Problem description
Leaving out all images, write out the records that follow exactly.

Information shown
--*--
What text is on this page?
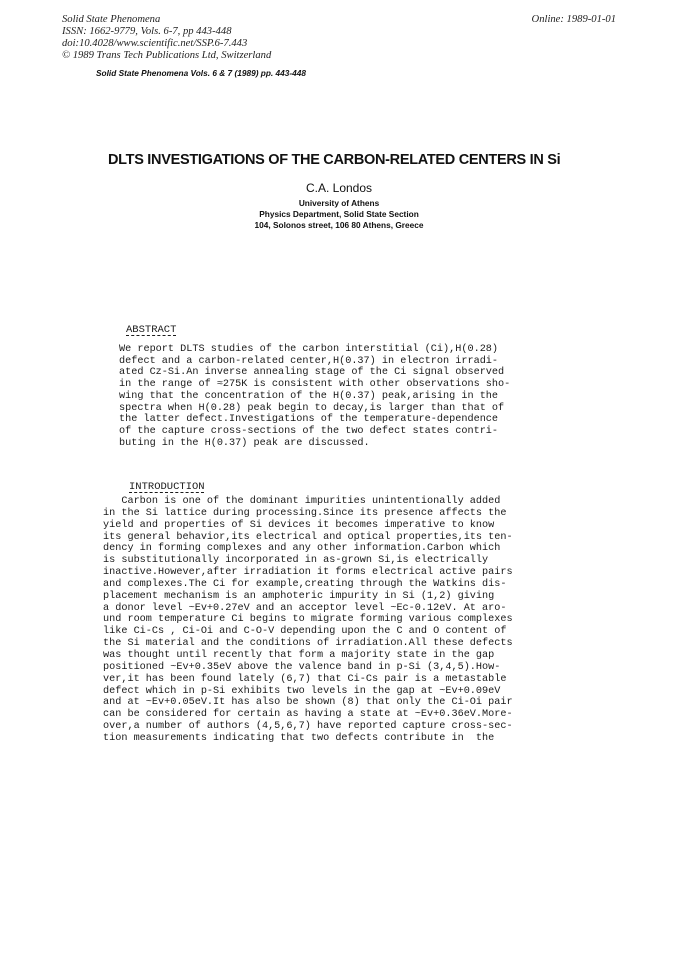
Solid State Phenomena
ISSN: 1662-9779, Vols. 6-7, pp 443-448
doi:10.4028/www.scientific.net/SSP.6-7.443
© 1989 Trans Tech Publications Ltd, Switzerland
Online: 1989-01-01
Solid State Phenomena Vols. 6 & 7 (1989) pp. 443-448
DLTS INVESTIGATIONS OF THE CARBON-RELATED CENTERS IN Si
C.A. Londos
University of Athens
Physics Department, Solid State Section
104, Solonos street, 106 80 Athens, Greece
ABSTRACT
We report DLTS studies of the carbon interstitial (Ci),H(0.28)
defect and a carbon-related center,H(0.37) in electron irradi-
ated Cz-Si.An inverse annealing stage of the Ci signal observed
in the range of ≈275K is consistent with other observations sho-
wing that the concentration of the H(0.37) peak,arising in the
spectra when H(0.28) peak begin to decay,is larger than that of
the latter defect.Investigations of the temperature-dependence
of the capture cross-sections of the two defect states contri-
buting in the H(0.37) peak are discussed.
INTRODUCTION
Carbon is one of the dominant impurities unintentionally added
in the Si lattice during processing.Since its presence affects the
yield and properties of Si devices it becomes imperative to know
its general behavior,its electrical and optical properties,its ten-
dency in forming complexes and any other information.Carbon which
is substitutionally incorporated in as-grown Si,is electrically
inactive.However,after irradiation it forms electrical active pairs
and complexes.The Ci for example,creating through the Watkins dis-
placement mechanism is an amphoteric impurity in Si (1,2) giving
a donor level ~Ev+0.27eV and an acceptor level ~Ec-0.12eV. At aro-
und room temperature Ci begins to migrate forming various complexes
like Ci-Cs , Ci-Oi and C-O-V depending upon the C and O content of
the Si material and the conditions of irradiation.All these defects
was thought until recently that form a majority state in the gap
positioned ~Ev+0.35eV above the valence band in p-Si (3,4,5).How-
ver,it has been found lately (6,7) that Ci-Cs pair is a metastable
defect which in p-Si exhibits two levels in the gap at ~Ev+0.09eV
and at ~Ev+0.05eV.It has also be shown (8) that only the Ci-Oi pair
can be considered for certain as having a state at ~Ev+0.36eV.More-
over,a number of authors (4,5,6,7) have reported capture cross-sec-
tion measurements indicating that two defects contribute in  the
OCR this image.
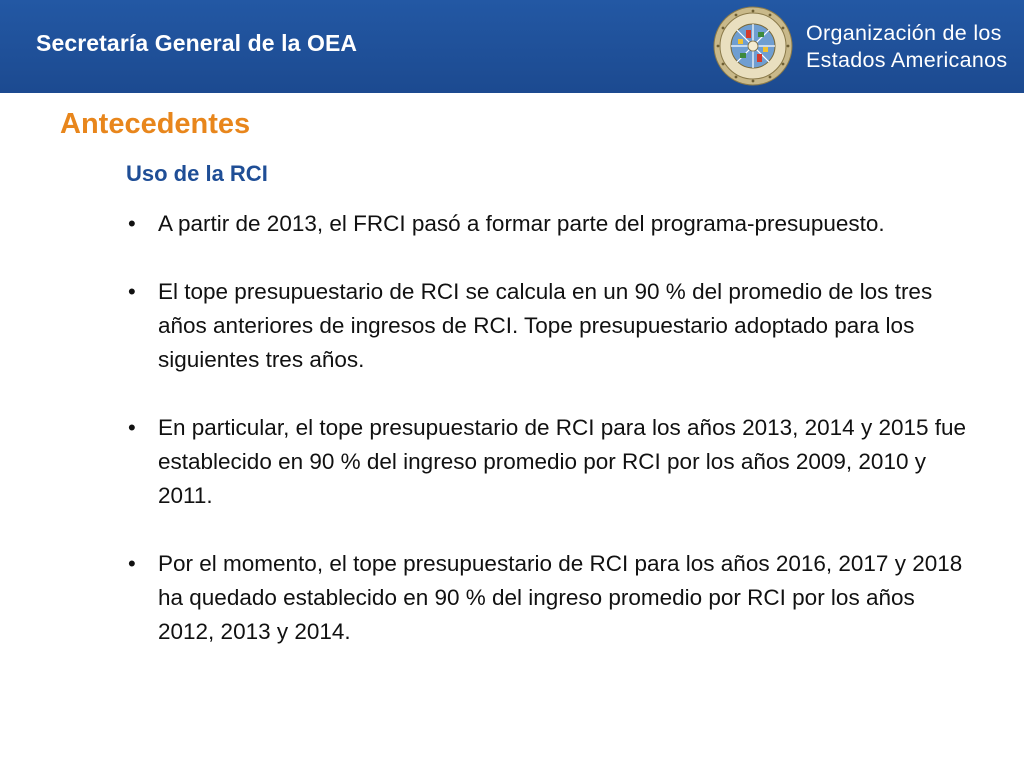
Secretaría General de la OEA	Organización de los
Estados Americanos
Antecedentes
Uso de la RCI
• A partir de 2013, el FRCI pasó a formar parte del programa-presupuesto.
• El tope presupuestario de RCI se calcula en un 90 % del promedio de los tres años anteriores de ingresos de RCI. Tope presupuestario adoptado para los siguientes tres años.
• En particular, el tope presupuestario de RCI para los años 2013, 2014 y 2015 fue establecido en 90 % del ingreso promedio por RCI por los años 2009, 2010 y 2011.
• Por el momento, el tope presupuestario de RCI para los años 2016, 2017 y 2018 ha quedado establecido en 90 % del ingreso promedio por RCI por los años 2012, 2013 y 2014.
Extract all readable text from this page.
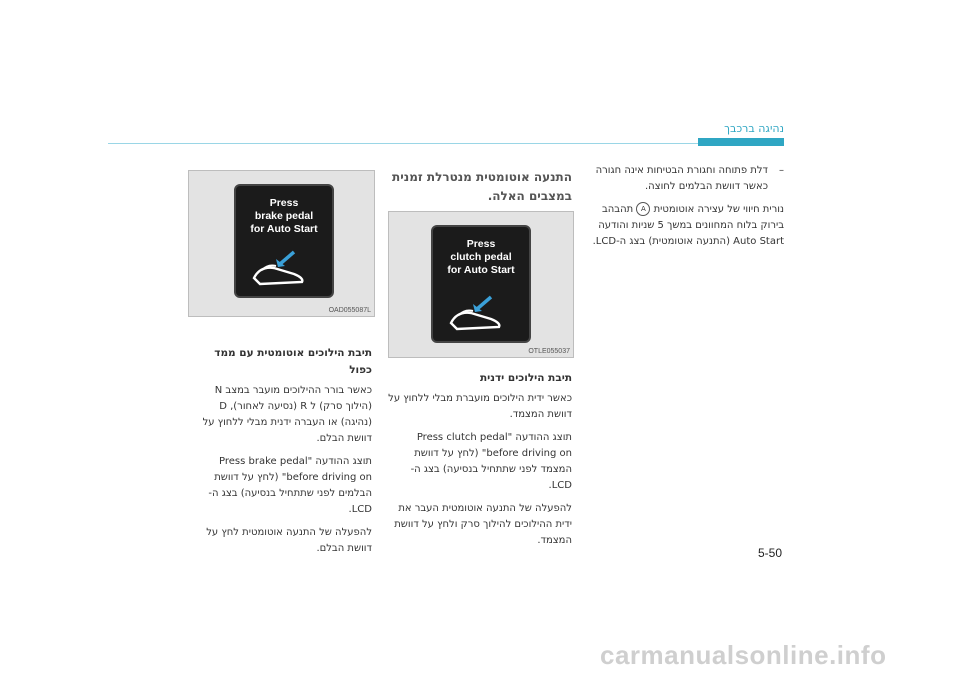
נהיגה ברכבך

–
דלת פתוחה וחגורת הבטיחות אינה חגורה כאשר דוושת הבלמים לחוצה.

נורית חיווי של עצירה אוטומטית A תהבהב בירוק בלוח המחוונים במשך 5 שניות והודעה Auto Start (התנעה אוטומטית) בצג ה-LCD.

התנעה אוטומטית מנטרלת זמנית במצבים האלה.

Press
clutch pedal
for Auto Start
OTLE055037

תיבת הילוכים ידנית

כאשר ידית הילוכים מועברת מבלי ללחוץ על דוושת המצמד.

תוצג ההודעה "Press clutch pedal before driving on" (לחץ על דוושת המצמד לפני שתתחיל בנסיעה) בצג ה-LCD.

להפעלה של התנעה אוטומטית העבר את ידית ההילוכים להילוך סרק ולחץ על דוושת המצמד.

Press
brake pedal
for Auto Start
OAD055087L

תיבת הילוכים אוטומטית עם ממד כפול

כאשר בורר ההילוכים מועבר במצב N (הילוך סרק) ל R (נסיעה לאחור), D (נהיגה) או העברה ידנית מבלי ללחוץ על דוושת הבלם.

תוצג ההודעה "Press brake pedal before driving on" (לחץ על דוושת הבלמים לפני שתתחיל בנסיעה) בצג ה-LCD.

להפעלה של התנעה אוטומטית לחץ על דוושת הבלם.	5-50
carmanualsonline.info
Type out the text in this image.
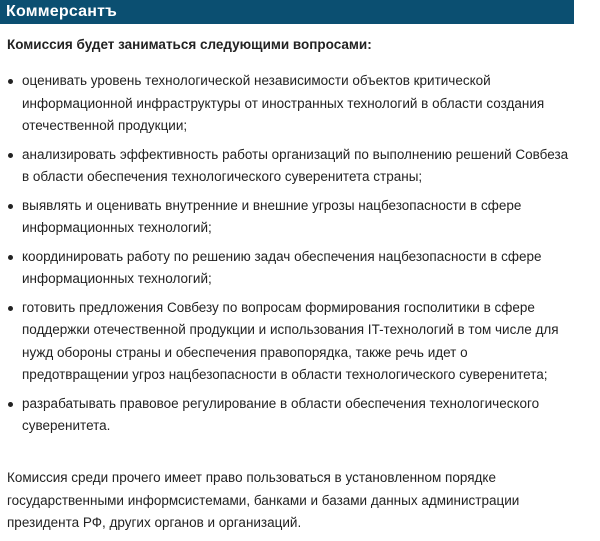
Коммерсантъ
Комиссия будет заниматься следующими вопросами:
оценивать уровень технологической независимости объектов критической информационной инфраструктуры от иностранных технологий в области создания отечественной продукции;
анализировать эффективность работы организаций по выполнению решений Совбеза в области обеспечения технологического суверенитета страны;
выявлять и оценивать внутренние и внешние угрозы нацбезопасности в сфере информационных технологий;
координировать работу по решению задач обеспечения нацбезопасности в сфере информационных технологий;
готовить предложения Совбезу по вопросам формирования госполитики в сфере поддержки отечественной продукции и использования IT-технологий в том числе для нужд обороны страны и обеспечения правопорядка, также речь идет о предотвращении угроз нацбезопасности в области технологического суверенитета;
разрабатывать правовое регулирование в области обеспечения технологического суверенитета.
Комиссия среди прочего имеет право пользоваться в установленном порядке государственными информсистемами, банками и базами данных администрации президента РФ, других органов и организаций.
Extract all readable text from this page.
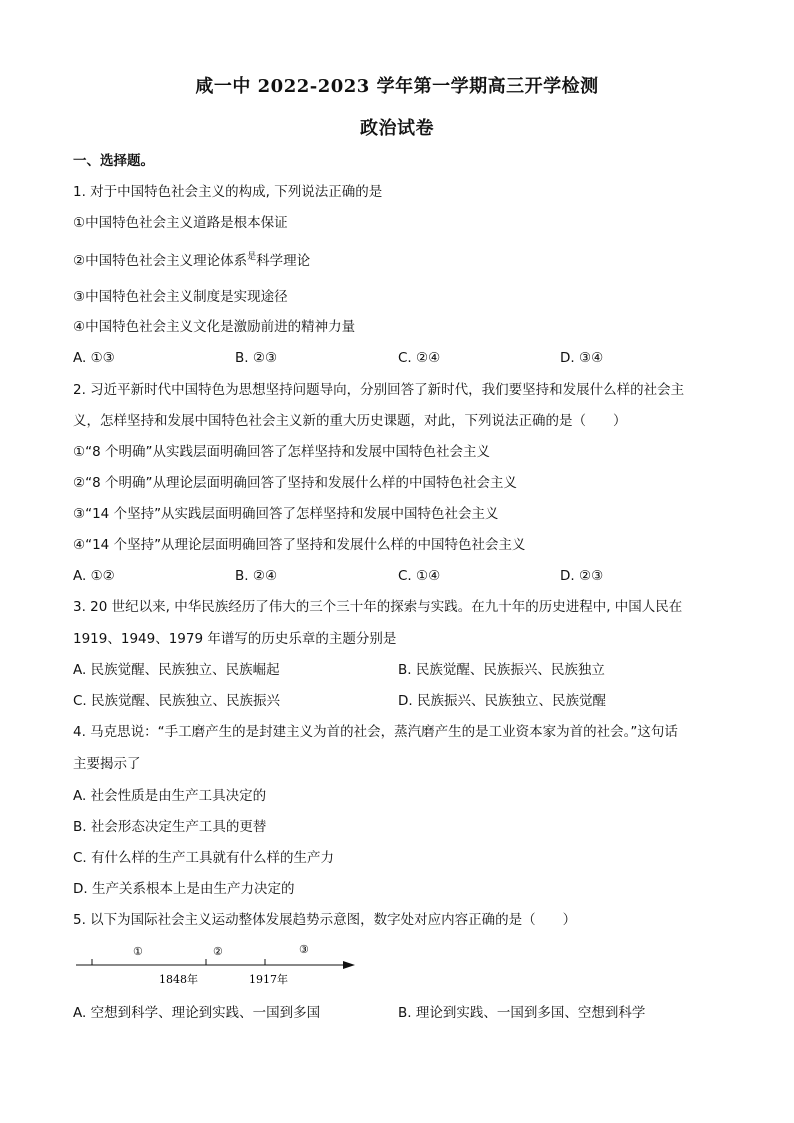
咸一中 2022-2023 学年第一学期高三开学检测
政治试卷
一、选择题。
1. 对于中国特色社会主义的构成, 下列说法正确的是
①中国特色社会主义道路是根本保证
②中国特色社会主义理论体系$^是$科学理论
③中国特色社会主义制度是实现途径
④中国特色社会主义文化是激励前进的精神力量
A. ①③	B. ②③	C. ②④	D. ③④
2. 习近平新时代中国特色为思想坚持问题导向，分别回答了新时代，我们要坚持和发展什么样的社会主
义，怎样坚持和发展中国特色社会主义新的重大历史课题，对此，下列说法正确的是（　　）
①“8 个明确”从实践层面明确回答了怎样坚持和发展中国特色社会主义
②“8 个明确”从理论层面明确回答了坚持和发展什么样的中国特色社会主义
③“14 个坚持”从实践层面明确回答了怎样坚持和发展中国特色社会主义
④“14 个坚持”从理论层面明确回答了坚持和发展什么样的中国特色社会主义
A. ①②	B. ②④	C. ①④	D. ②③
3. 20 世纪以来, 中华民族经历了伟大的三个三十年的探索与实践。在九十年的历史进程中, 中国人民在
1919、1949、1979 年谱写的历史乐章的主题分别是
A. 民族觉醒、民族独立、民族崛起	B. 民族觉醒、民族振兴、民族独立
C. 民族觉醒、民族独立、民族振兴	D. 民族振兴、民族独立、民族觉醒
4. 马克思说：“手工磨产生的是封建主义为首的社会，蒸汽磨产生的是工业资本家为首的社会。”这句话
主要揭示了
A. 社会性质是由生产工具决定的
B. 社会形态决定生产工具的更替
C. 有什么样的生产工具就有什么样的生产力
D. 生产关系根本上是由生产力决定的
5. 以下为国际社会主义运动整体发展趋势示意图，数字处对应内容正确的是（　　）
①	②	③
1848年	1917年
A. 空想到科学、理论到实践、一国到多国	B. 理论到实践、一国到多国、空想到科学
--*--
Task response
What text is on this page?
Solid State Phenomena
ISSN: 1662-9779, Vols. 6-7, pp 443-448
doi:10.4028/www.scientific.net/SSP.6-7.443
© 1989 Trans Tech Publications Ltd, Switzerland
Online: 1989-01-01
Solid State Phenomena Vols. 6 & 7 (1989) pp. 443-448
DLTS INVESTIGATIONS OF THE CARBON-RELATED CENTERS IN Si
C.A. Londos
University of Athens
Physics Department, Solid State Section
104, Solonos street, 106 80 Athens, Greece
ABSTRACT
We report DLTS studies of the carbon interstitial (Ci),H(0.28)
defect and a carbon-related center,H(0.37) in electron irradi-
ated Cz-Si.An inverse annealing stage of the Ci signal observed
in the range of ≈275K is consistent with other observations sho-
wing that the concentration of the H(0.37) peak,arising in the
spectra when H(0.28) peak begin to decay,is larger than that of
the latter defect.Investigations of the temperature-dependence
of the capture cross-sections of the two defect states contri-
buting in the H(0.37) peak are discussed.
INTRODUCTION
Carbon is one of the dominant impurities unintentionally added
in the Si lattice during processing.Since its presence affects the
yield and properties of Si devices it becomes imperative to know
its general behavior,its electrical and optical properties,its ten-
dency in forming complexes and any other information.Carbon which
is substitutionally incorporated in as-grown Si,is electrically
inactive.However,after irradiation it forms electrical active pairs
and complexes.The Ci for example,creating through the Watkins dis-
placement mechanism is an amphoteric impurity in Si (1,2) giving
a donor level ~Ev+0.27eV and an acceptor level ~Ec-0.12eV. At aro-
und room temperature Ci begins to migrate forming various complexes
like Ci-Cs , Ci-Oi and C-O-V depending upon the C and O content of
the Si material and the conditions of irradiation.All these defects
was thought until recently that form a majority state in the gap
positioned ~Ev+0.35eV above the valence band in p-Si (3,4,5).How-
ver,it has been found lately (6,7) that Ci-Cs pair is a metastable
defect which in p-Si exhibits two levels in the gap at ~Ev+0.09eV
and at ~Ev+0.05eV.It has also be shown (8) that only the Ci-Oi pair
can be considered for certain as having a state at ~Ev+0.36eV.More-
over,a number of authors (4,5,6,7) have reported capture cross-sec-
tion measurements indicating that two defects contribute in  the
OCR this image.
Secretaría General de la OEA	Organización de los
Estados Americanos
Antecedentes
Uso de la RCI
• A partir de 2013, el FRCI pasó a formar parte del programa-presupuesto.
• El tope presupuestario de RCI se calcula en un 90 % del promedio de los tres años anteriores de ingresos de RCI. Tope presupuestario adoptado para los siguientes tres años.
• En particular, el tope presupuestario de RCI para los años 2013, 2014 y 2015 fue establecido en 90 % del ingreso promedio por RCI por los años 2009, 2010 y 2011.
• Por el momento, el tope presupuestario de RCI para los años 2016, 2017 y 2018 ha quedado establecido en 90 % del ingreso promedio por RCI por los años 2012, 2013 y 2014.
Extract all readable text from this page.
נהיגה ברכבך

–
דלת פתוחה וחגורת הבטיחות אינה חגורה כאשר דוושת הבלמים לחוצה.

נורית חיווי של עצירה אוטומטית A תהבהב בירוק בלוח המחוונים במשך 5 שניות והודעה Auto Start (התנעה אוטומטית) בצג ה-LCD.

התנעה אוטומטית מנטרלת זמנית במצבים האלה.

Press
clutch pedal
for Auto Start
OTLE055037

תיבת הילוכים ידנית

כאשר ידית הילוכים מועברת מבלי ללחוץ על דוושת המצמד.

תוצג ההודעה "Press clutch pedal before driving on" (לחץ על דוושת המצמד לפני שתתחיל בנסיעה) בצג ה-LCD.

להפעלה של התנעה אוטומטית העבר את ידית ההילוכים להילוך סרק ולחץ על דוושת המצמד.

Press
brake pedal
for Auto Start
OAD055087L

תיבת הילוכים אוטומטית עם ממד כפול

כאשר בורר ההילוכים מועבר במצב N (הילוך סרק) ל R (נסיעה לאחור), D (נהיגה) או העברה ידנית מבלי ללחוץ על דוושת הבלם.

תוצג ההודעה "Press brake pedal before driving on" (לחץ על דוושת הבלמים לפני שתתחיל בנסיעה) בצג ה-LCD.

להפעלה של התנעה אוטומטית לחץ על דוושת הבלם.	5-50
carmanualsonline.info
Type out the text in this image.
Коммерсантъ
Комиссия будет заниматься следующими вопросами:
оценивать уровень технологической независимости объектов критической информационной инфраструктуры от иностранных технологий в области создания отечественной продукции;
анализировать эффективность работы организаций по выполнению решений Совбеза в области обеспечения технологического суверенитета страны;
выявлять и оценивать внутренние и внешние угрозы нацбезопасности в сфере информационных технологий;
координировать работу по решению задач обеспечения нацбезопасности в сфере информационных технологий;
готовить предложения Совбезу по вопросам формирования госполитики в сфере поддержки отечественной продукции и использования IT-технологий в том числе для нужд обороны страны и обеспечения правопорядка, также речь идет о предотвращении угроз нацбезопасности в области технологического суверенитета;
разрабатывать правовое регулирование в области обеспечения технологического суверенитета.
Комиссия среди прочего имеет право пользоваться в установленном порядке государственными информсистемами, банками и базами данных администрации президента РФ, других органов и организаций.
Extract all readable text from this page.
咸一中 2022-2023 学年第一学期高三开学检测
政治试卷
一、选择题。
1. 对于中国特色社会主义的构成, 下列说法正确的是
①中国特色社会主义道路是根本保证
②中国特色社会主义理论体系$^是$科学理论
③中国特色社会主义制度是实现途径
④中国特色社会主义文化是激励前进的精神力量
A. ①③	B. ②③	C. ②④	D. ③④
2. 习近平新时代中国特色为思想坚持问题导向，分别回答了新时代，我们要坚持和发展什么样的社会主
义，怎样坚持和发展中国特色社会主义新的重大历史课题，对此，下列说法正确的是（　　）
①“8 个明确”从实践层面明确回答了怎样坚持和发展中国特色社会主义
②“8 个明确”从理论层面明确回答了坚持和发展什么样的中国特色社会主义
③“14 个坚持”从实践层面明确回答了怎样坚持和发展中国特色社会主义
④“14 个坚持”从理论层面明确回答了坚持和发展什么样的中国特色社会主义
A. ①②	B. ②④	C. ①④	D. ②③
3. 20 世纪以来, 中华民族经历了伟大的三个三十年的探索与实践。在九十年的历史进程中, 中国人民在
1919、1949、1979 年谱写的历史乐章的主题分别是
A. 民族觉醒、民族独立、民族崛起	B. 民族觉醒、民族振兴、民族独立
C. 民族觉醒、民族独立、民族振兴	D. 民族振兴、民族独立、民族觉醒
4. 马克思说：“手工磨产生的是封建主义为首的社会，蒸汽磨产生的是工业资本家为首的社会。”这句话
主要揭示了
A. 社会性质是由生产工具决定的
B. 社会形态决定生产工具的更替
C. 有什么样的生产工具就有什么样的生产力
D. 生产关系根本上是由生产力决定的
5. 以下为国际社会主义运动整体发展趋势示意图，数字处对应内容正确的是（　　）
①	②	③
1848年	1917年
A. 空想到科学、理论到实践、一国到多国	B. 理论到实践、一国到多国、空想到科学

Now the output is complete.